_Dataset items:_
+ + +

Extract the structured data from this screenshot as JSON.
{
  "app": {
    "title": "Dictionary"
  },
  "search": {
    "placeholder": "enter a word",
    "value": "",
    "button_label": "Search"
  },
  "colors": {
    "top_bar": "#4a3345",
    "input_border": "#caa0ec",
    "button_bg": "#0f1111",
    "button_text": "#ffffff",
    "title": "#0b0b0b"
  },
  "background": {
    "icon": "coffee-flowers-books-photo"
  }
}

+ + +

Quote the entire listing above exactly.

Extract the structured data from this screenshot as JSON.
{
  "app": {
    "title": "Dictionary"
  },
  "search": {
    "placeholder": "enter a word",
    "value": "",
    "button_label": "Search"
  },
  "colors": {
    "top_bar": "#4a3345",
    "input_border": "#caa0ec",
    "button_bg": "#0f1111",
    "button_text": "#ffffff",
    "title": "#0b0b0b"
  },
  "background": {
    "icon": "coffee-flowers-books-photo"
  }
}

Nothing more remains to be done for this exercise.